# Work required:
Reproduce the following records line for line, without altering any character.

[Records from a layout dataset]

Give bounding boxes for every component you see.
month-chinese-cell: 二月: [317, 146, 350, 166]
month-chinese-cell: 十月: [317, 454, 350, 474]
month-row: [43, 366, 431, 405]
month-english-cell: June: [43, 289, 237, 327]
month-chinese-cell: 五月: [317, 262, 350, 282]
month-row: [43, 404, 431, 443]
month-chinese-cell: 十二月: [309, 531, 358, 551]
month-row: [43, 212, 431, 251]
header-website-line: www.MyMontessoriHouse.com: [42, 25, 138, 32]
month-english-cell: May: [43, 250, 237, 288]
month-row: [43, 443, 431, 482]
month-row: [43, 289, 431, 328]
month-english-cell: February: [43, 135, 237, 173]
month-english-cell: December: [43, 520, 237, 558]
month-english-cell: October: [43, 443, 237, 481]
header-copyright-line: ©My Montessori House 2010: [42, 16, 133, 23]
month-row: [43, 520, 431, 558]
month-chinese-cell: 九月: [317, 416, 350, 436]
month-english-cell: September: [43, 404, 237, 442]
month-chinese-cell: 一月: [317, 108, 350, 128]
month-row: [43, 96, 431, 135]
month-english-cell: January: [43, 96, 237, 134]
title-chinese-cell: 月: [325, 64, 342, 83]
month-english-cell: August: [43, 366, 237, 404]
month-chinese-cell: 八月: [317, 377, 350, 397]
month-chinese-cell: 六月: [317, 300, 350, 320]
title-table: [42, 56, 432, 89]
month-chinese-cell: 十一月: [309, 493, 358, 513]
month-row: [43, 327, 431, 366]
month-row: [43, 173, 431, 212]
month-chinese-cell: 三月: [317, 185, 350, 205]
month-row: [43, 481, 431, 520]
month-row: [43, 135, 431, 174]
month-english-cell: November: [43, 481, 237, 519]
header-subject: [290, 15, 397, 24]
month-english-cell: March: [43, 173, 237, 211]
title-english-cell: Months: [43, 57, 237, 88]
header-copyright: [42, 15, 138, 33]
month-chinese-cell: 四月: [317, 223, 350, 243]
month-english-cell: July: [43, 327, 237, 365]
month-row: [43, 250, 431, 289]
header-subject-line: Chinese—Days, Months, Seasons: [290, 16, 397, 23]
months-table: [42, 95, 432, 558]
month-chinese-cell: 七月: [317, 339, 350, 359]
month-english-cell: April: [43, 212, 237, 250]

# Exercise solution:
Give bounding boxes for every component you see.
month-chinese-cell: 二月: [317, 146, 350, 166]
month-chinese-cell: 十月: [317, 454, 350, 474]
month-row: [43, 366, 431, 405]
month-english-cell: June: [43, 289, 237, 327]
month-chinese-cell: 五月: [317, 262, 350, 282]
month-row: [43, 404, 431, 443]
month-chinese-cell: 十二月: [309, 531, 358, 551]
month-row: [43, 212, 431, 251]
header-website-line: www.MyMontessoriHouse.com: [42, 25, 138, 32]
month-english-cell: May: [43, 250, 237, 288]
month-row: [43, 443, 431, 482]
month-row: [43, 289, 431, 328]
month-english-cell: February: [43, 135, 237, 173]
month-english-cell: December: [43, 520, 237, 558]
month-english-cell: October: [43, 443, 237, 481]
header-copyright-line: ©My Montessori House 2010: [42, 16, 133, 23]
month-row: [43, 520, 431, 558]
month-chinese-cell: 九月: [317, 416, 350, 436]
month-english-cell: September: [43, 404, 237, 442]
month-chinese-cell: 一月: [317, 108, 350, 128]
month-row: [43, 96, 431, 135]
month-english-cell: January: [43, 96, 237, 134]
title-chinese-cell: 月: [325, 64, 342, 83]
month-english-cell: August: [43, 366, 237, 404]
month-chinese-cell: 八月: [317, 377, 350, 397]
month-chinese-cell: 六月: [317, 300, 350, 320]
title-table: [42, 56, 432, 89]
month-chinese-cell: 十一月: [309, 493, 358, 513]
month-row: [43, 327, 431, 366]
month-row: [43, 173, 431, 212]
month-chinese-cell: 三月: [317, 185, 350, 205]
month-row: [43, 481, 431, 520]
month-row: [43, 135, 431, 174]
month-english-cell: November: [43, 481, 237, 519]
header-subject: [290, 15, 397, 24]
month-english-cell: March: [43, 173, 237, 211]
title-english-cell: Months: [43, 57, 237, 88]
header-copyright: [42, 15, 138, 33]
month-chinese-cell: 四月: [317, 223, 350, 243]
month-english-cell: July: [43, 327, 237, 365]
month-row: [43, 250, 431, 289]
header-subject-line: Chinese—Days, Months, Seasons: [290, 16, 397, 23]
months-table: [42, 95, 432, 558]
month-chinese-cell: 七月: [317, 339, 350, 359]
month-english-cell: April: [43, 212, 237, 250]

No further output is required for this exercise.